PROVIDED DATA:

● ● ●

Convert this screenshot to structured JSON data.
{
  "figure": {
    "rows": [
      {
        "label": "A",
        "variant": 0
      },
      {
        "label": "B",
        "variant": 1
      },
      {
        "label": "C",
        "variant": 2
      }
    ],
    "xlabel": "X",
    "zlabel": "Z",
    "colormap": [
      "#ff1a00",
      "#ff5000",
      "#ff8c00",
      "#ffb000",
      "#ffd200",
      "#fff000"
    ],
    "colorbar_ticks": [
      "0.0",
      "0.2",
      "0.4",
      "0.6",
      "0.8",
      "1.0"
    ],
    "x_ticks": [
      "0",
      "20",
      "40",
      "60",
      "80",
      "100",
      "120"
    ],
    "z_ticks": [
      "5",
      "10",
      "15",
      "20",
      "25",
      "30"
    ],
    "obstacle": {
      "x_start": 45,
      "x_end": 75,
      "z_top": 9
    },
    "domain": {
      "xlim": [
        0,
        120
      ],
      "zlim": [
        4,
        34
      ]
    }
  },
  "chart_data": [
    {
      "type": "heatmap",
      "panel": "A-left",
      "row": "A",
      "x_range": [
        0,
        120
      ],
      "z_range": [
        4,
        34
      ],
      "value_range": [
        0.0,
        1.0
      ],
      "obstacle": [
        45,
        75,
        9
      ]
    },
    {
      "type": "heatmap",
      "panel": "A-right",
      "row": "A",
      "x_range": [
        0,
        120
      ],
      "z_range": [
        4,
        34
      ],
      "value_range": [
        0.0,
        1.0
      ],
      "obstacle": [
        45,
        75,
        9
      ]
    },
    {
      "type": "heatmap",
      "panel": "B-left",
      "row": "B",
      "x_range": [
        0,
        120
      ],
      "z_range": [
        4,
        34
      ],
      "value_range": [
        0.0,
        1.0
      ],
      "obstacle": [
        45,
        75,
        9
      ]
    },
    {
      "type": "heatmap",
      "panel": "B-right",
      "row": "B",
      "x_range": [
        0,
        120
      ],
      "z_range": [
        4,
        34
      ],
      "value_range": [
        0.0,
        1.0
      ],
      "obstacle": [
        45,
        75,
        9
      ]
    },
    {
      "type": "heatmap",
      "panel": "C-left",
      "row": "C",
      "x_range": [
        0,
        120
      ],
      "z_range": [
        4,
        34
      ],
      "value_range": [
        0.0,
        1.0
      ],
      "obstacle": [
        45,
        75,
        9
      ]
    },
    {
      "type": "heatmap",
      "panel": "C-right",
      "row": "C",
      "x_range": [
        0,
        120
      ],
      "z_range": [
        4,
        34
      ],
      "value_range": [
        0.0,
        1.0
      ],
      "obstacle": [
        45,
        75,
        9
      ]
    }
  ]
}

● ● ●

STATED PROBLEM: Using the listing above, retype each line exactly.

RESULT FOR THIS TASK:
Convert this screenshot to structured JSON data.
{
  "figure": {
    "rows": [
      {
        "label": "A",
        "variant": 0
      },
      {
        "label": "B",
        "variant": 1
      },
      {
        "label": "C",
        "variant": 2
      }
    ],
    "xlabel": "X",
    "zlabel": "Z",
    "colormap": [
      "#ff1a00",
      "#ff5000",
      "#ff8c00",
      "#ffb000",
      "#ffd200",
      "#fff000"
    ],
    "colorbar_ticks": [
      "0.0",
      "0.2",
      "0.4",
      "0.6",
      "0.8",
      "1.0"
    ],
    "x_ticks": [
      "0",
      "20",
      "40",
      "60",
      "80",
      "100",
      "120"
    ],
    "z_ticks": [
      "5",
      "10",
      "15",
      "20",
      "25",
      "30"
    ],
    "obstacle": {
      "x_start": 45,
      "x_end": 75,
      "z_top": 9
    },
    "domain": {
      "xlim": [
        0,
        120
      ],
      "zlim": [
        4,
        34
      ]
    }
  },
  "chart_data": [
    {
      "type": "heatmap",
      "panel": "A-left",
      "row": "A",
      "x_range": [
        0,
        120
      ],
      "z_range": [
        4,
        34
      ],
      "value_range": [
        0.0,
        1.0
      ],
      "obstacle": [
        45,
        75,
        9
      ]
    },
    {
      "type": "heatmap",
      "panel": "A-right",
      "row": "A",
      "x_range": [
        0,
        120
      ],
      "z_range": [
        4,
        34
      ],
      "value_range": [
        0.0,
        1.0
      ],
      "obstacle": [
        45,
        75,
        9
      ]
    },
    {
      "type": "heatmap",
      "panel": "B-left",
      "row": "B",
      "x_range": [
        0,
        120
      ],
      "z_range": [
        4,
        34
      ],
      "value_range": [
        0.0,
        1.0
      ],
      "obstacle": [
        45,
        75,
        9
      ]
    },
    {
      "type": "heatmap",
      "panel": "B-right",
      "row": "B",
      "x_range": [
        0,
        120
      ],
      "z_range": [
        4,
        34
      ],
      "value_range": [
        0.0,
        1.0
      ],
      "obstacle": [
        45,
        75,
        9
      ]
    },
    {
      "type": "heatmap",
      "panel": "C-left",
      "row": "C",
      "x_range": [
        0,
        120
      ],
      "z_range": [
        4,
        34
      ],
      "value_range": [
        0.0,
        1.0
      ],
      "obstacle": [
        45,
        75,
        9
      ]
    },
    {
      "type": "heatmap",
      "panel": "C-right",
      "row": "C",
      "x_range": [
        0,
        120
      ],
      "z_range": [
        4,
        34
      ],
      "value_range": [
        0.0,
        1.0
      ],
      "obstacle": [
        45,
        75,
        9
      ]
    }
  ]
}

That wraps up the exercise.